* Begin TASK DATA *
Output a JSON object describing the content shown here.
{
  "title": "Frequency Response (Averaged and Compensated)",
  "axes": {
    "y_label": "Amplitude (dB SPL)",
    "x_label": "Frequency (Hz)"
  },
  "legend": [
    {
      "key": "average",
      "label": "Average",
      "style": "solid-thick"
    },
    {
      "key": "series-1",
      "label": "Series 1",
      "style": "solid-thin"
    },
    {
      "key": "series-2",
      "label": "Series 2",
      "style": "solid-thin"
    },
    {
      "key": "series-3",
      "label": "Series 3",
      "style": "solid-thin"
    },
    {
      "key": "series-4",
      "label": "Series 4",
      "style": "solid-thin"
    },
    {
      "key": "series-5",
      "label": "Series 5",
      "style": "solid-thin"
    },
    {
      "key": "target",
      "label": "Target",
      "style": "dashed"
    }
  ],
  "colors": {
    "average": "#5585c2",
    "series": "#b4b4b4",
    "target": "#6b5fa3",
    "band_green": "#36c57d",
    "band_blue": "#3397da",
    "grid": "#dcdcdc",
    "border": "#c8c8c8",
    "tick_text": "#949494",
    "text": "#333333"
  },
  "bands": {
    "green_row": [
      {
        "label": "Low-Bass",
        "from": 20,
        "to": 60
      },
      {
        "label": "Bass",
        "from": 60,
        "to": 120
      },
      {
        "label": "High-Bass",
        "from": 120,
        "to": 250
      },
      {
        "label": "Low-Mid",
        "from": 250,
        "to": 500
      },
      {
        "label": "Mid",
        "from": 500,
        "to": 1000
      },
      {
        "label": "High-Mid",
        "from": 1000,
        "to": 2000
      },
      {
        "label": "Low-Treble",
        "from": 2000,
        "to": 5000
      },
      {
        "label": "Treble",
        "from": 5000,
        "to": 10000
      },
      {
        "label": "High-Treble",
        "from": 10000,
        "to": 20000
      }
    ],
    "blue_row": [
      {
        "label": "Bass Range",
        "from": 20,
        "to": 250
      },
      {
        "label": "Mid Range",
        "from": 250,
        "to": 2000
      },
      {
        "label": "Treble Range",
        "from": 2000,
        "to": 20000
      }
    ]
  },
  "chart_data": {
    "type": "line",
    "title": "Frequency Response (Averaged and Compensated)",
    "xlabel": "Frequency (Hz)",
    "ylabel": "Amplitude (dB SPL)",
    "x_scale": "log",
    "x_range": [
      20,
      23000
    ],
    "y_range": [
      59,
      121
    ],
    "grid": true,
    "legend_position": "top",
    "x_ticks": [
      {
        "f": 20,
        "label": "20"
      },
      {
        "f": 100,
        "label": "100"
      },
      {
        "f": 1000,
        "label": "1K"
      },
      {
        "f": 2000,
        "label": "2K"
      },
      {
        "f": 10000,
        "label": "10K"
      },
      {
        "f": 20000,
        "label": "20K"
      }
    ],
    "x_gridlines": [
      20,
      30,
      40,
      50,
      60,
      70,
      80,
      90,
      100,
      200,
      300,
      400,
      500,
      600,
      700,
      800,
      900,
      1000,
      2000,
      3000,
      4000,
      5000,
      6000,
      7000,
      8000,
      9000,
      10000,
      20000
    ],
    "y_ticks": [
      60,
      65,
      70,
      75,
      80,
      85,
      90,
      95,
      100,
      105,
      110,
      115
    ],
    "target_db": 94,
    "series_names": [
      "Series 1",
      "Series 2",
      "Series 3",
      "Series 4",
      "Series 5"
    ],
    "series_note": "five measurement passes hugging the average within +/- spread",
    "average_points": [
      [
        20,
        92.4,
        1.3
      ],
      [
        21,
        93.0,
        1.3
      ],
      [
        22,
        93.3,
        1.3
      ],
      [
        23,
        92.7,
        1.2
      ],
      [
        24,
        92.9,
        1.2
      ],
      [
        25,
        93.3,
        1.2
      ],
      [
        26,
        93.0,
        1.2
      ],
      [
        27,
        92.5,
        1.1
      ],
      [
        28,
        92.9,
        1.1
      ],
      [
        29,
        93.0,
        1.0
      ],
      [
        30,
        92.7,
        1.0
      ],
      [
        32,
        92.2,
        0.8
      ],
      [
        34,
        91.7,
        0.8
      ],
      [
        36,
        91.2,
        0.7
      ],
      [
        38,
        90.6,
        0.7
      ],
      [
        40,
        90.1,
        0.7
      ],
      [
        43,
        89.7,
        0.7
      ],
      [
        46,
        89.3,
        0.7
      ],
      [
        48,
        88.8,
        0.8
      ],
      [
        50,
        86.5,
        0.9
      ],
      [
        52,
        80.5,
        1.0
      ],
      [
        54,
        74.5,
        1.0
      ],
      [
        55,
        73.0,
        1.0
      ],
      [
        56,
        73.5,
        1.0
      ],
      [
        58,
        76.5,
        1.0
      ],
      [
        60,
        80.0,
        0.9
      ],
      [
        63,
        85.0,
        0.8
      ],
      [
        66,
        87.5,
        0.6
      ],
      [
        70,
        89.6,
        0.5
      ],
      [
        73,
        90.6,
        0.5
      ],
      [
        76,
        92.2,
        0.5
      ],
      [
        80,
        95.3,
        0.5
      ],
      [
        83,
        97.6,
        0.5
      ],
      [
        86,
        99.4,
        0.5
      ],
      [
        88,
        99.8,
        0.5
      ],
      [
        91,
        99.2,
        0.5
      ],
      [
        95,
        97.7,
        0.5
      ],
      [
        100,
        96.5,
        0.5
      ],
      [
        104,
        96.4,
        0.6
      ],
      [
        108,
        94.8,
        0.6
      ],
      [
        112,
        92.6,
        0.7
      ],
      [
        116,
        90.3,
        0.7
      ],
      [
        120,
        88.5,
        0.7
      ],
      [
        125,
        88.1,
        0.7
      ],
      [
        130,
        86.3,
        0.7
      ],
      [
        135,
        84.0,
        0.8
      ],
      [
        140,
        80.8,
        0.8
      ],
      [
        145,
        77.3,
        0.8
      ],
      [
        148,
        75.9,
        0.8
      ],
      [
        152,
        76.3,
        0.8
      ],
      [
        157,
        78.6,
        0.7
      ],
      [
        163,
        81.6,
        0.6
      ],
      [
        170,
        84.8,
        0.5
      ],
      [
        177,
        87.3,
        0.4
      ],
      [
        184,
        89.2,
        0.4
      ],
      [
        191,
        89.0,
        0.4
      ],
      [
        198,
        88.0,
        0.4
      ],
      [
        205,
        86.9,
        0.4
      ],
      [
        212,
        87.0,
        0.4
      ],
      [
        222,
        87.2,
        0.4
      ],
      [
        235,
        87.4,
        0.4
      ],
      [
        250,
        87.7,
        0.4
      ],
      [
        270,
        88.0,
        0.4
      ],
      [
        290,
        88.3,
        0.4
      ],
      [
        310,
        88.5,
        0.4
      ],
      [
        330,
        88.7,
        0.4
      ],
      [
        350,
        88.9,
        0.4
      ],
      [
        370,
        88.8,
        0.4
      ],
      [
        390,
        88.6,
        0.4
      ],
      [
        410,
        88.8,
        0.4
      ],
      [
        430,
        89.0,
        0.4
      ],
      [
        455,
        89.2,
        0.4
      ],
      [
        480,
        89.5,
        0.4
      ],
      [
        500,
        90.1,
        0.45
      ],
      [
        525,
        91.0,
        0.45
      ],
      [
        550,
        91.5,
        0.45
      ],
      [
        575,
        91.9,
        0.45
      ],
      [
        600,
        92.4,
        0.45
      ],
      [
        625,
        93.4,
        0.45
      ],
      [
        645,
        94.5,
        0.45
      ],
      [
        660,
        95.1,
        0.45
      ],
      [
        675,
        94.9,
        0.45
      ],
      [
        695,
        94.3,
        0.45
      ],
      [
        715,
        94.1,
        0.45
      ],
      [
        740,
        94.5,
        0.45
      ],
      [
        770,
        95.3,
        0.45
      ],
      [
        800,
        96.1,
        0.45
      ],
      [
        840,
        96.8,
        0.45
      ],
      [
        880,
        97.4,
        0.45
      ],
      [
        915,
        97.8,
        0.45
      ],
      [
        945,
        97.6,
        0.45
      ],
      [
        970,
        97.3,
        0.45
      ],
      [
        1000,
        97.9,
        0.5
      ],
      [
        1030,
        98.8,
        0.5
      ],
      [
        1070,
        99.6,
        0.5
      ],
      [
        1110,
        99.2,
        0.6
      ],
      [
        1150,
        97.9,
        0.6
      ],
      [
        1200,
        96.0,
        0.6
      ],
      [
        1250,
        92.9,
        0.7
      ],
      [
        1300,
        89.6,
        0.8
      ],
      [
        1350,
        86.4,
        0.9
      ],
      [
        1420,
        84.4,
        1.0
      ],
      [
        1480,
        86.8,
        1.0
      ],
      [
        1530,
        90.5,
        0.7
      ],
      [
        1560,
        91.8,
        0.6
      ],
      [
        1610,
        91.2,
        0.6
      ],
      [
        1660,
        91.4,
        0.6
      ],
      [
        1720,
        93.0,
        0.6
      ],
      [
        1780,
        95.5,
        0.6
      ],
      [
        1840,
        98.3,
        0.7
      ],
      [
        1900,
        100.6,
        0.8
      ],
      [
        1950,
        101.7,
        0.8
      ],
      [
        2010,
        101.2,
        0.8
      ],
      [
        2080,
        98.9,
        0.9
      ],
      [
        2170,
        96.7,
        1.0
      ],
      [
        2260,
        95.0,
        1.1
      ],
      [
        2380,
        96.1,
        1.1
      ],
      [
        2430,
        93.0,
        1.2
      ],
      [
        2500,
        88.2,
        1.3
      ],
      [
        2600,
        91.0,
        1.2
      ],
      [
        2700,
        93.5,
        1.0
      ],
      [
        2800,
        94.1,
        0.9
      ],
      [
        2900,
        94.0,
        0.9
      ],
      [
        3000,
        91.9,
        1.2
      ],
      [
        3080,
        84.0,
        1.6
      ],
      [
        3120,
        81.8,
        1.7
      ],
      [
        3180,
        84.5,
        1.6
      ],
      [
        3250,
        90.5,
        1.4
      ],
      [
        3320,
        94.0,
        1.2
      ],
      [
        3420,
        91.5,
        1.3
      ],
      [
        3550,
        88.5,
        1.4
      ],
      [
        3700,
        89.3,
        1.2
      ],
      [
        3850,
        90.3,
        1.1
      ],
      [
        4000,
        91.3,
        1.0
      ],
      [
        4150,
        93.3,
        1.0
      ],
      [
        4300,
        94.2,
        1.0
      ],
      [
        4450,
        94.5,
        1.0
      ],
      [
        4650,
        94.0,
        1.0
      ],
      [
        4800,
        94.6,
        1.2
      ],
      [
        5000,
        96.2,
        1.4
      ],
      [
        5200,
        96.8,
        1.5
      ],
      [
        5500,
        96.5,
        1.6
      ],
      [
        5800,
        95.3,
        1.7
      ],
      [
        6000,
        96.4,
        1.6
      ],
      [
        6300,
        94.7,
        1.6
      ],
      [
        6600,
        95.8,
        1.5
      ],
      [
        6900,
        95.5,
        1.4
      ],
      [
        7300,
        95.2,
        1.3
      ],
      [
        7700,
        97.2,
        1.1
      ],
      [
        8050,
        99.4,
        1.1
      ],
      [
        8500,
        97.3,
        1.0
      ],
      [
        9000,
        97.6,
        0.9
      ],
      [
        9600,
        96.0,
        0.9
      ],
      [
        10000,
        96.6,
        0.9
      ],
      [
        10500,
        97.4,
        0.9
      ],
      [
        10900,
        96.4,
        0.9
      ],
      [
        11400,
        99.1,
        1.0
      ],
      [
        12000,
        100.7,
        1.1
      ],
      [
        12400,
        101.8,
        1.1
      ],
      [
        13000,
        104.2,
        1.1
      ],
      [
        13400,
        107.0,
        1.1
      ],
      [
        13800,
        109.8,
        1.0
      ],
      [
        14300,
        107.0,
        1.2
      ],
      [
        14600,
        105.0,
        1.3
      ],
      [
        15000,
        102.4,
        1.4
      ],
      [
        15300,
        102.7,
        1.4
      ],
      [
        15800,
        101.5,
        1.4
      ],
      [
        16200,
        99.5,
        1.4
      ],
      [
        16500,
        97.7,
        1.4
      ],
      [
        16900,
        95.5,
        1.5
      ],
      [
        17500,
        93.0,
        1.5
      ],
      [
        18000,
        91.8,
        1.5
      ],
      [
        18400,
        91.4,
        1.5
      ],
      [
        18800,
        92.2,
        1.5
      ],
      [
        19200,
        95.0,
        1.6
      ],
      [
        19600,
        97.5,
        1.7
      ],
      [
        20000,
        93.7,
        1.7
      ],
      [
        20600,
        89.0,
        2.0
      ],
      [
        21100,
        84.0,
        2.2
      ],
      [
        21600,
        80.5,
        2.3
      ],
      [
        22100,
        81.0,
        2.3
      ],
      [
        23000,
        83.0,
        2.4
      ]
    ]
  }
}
* End TASK DATA *
> _REQUIREMENTS_:
Keep only those lines of the records that hold "Compensated", and return them.

> _SOLUTION TO THIS TASK_:
  "title": "Frequency Response (Averaged and Compensated)",
    "title": "Frequency Response (Averaged and Compensated)",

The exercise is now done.